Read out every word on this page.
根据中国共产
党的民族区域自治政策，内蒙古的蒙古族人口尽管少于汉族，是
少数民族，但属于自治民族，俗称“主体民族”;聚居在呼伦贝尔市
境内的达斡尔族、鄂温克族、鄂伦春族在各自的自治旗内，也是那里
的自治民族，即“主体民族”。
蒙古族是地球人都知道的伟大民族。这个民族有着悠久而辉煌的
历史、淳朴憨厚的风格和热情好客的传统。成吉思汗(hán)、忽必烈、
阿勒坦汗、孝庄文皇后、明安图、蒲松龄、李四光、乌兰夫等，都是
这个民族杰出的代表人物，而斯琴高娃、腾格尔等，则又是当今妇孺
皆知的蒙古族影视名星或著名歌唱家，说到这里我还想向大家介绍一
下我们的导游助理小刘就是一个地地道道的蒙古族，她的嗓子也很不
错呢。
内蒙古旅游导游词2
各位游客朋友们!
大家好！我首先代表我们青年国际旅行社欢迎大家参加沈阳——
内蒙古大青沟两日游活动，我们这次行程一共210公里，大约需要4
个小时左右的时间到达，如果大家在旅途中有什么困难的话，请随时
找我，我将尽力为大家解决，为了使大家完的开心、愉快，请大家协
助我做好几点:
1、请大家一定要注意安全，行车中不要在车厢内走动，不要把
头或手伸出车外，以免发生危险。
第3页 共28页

※ ※ ※

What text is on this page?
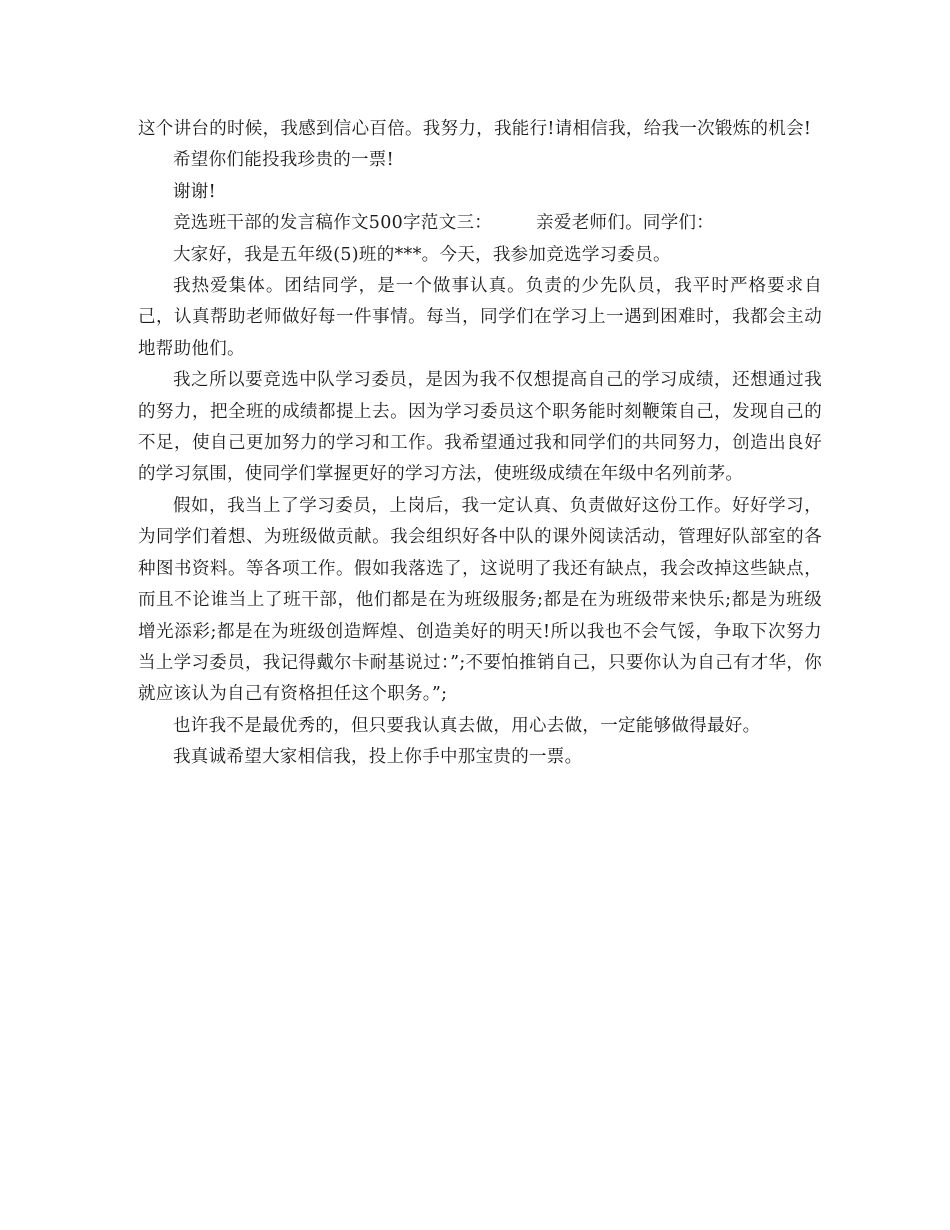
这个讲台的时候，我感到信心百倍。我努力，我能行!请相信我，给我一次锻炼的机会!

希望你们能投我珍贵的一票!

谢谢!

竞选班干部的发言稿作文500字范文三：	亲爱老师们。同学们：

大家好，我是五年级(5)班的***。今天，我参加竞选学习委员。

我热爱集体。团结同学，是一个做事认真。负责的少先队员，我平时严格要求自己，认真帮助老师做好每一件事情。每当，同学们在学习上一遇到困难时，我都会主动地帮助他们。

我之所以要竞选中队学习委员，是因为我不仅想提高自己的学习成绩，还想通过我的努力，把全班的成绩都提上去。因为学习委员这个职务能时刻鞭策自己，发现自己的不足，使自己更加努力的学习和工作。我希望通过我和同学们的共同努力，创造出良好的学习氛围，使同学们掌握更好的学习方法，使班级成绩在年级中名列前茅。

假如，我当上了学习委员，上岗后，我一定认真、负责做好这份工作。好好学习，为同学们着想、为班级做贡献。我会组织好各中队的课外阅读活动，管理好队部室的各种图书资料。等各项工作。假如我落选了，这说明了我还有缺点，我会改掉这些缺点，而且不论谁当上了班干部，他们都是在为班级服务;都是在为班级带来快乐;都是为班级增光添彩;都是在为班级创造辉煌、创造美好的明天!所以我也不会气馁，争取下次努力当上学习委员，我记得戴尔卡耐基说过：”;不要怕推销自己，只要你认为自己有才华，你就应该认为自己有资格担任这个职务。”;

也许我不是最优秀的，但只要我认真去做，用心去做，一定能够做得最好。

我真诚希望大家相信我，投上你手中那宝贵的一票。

※ ※ ※

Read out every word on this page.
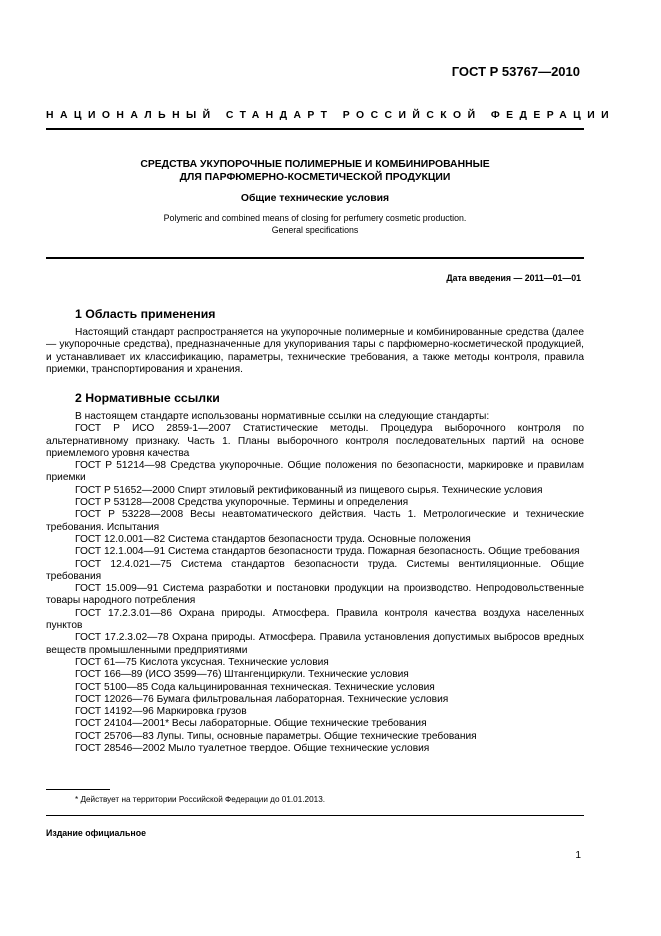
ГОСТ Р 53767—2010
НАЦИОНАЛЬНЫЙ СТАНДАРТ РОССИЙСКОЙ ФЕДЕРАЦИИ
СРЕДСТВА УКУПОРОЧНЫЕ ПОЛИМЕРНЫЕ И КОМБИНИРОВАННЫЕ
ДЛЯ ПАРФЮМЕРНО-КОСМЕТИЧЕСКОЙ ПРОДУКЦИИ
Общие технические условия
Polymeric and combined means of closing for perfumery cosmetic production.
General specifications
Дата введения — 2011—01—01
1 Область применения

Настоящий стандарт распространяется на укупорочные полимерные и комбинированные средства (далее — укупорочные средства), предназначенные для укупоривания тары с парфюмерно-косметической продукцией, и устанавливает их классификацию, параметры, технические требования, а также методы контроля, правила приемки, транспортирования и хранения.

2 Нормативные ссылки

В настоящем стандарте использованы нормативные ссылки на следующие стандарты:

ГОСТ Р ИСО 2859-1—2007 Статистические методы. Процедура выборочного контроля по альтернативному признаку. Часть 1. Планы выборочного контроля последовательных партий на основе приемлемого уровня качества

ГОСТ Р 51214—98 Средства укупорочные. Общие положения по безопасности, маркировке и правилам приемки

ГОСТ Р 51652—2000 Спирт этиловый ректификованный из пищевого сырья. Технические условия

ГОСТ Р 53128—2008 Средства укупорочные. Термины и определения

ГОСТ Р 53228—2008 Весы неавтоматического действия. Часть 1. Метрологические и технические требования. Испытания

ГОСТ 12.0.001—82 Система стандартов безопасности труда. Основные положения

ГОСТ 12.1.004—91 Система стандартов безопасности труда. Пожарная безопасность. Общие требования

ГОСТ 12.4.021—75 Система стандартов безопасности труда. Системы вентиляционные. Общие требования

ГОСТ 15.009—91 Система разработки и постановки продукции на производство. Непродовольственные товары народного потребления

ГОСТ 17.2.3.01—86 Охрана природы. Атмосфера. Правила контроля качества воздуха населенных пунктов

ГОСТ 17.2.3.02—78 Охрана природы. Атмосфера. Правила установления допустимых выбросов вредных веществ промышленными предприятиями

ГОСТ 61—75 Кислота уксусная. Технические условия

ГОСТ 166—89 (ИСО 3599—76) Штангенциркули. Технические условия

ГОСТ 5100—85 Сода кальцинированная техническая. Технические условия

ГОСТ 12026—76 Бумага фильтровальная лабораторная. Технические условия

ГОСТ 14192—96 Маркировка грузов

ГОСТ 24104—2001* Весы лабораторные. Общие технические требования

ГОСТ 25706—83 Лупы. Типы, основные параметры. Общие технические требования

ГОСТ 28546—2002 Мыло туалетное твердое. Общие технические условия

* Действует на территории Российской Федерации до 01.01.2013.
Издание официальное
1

※ ※ ※

- _WHAT TO DO_
Collect the complete line wherever the string "Весы" appears in the records.

- _SOLUTION FOR THIS EXERCISE_
ГОСТ Р 53228—2008 Весы неавтоматического действия. Часть 1. Метрологические и технические требования. Испытания
ГОСТ 24104—2001* Весы лабораторные. Общие технические требования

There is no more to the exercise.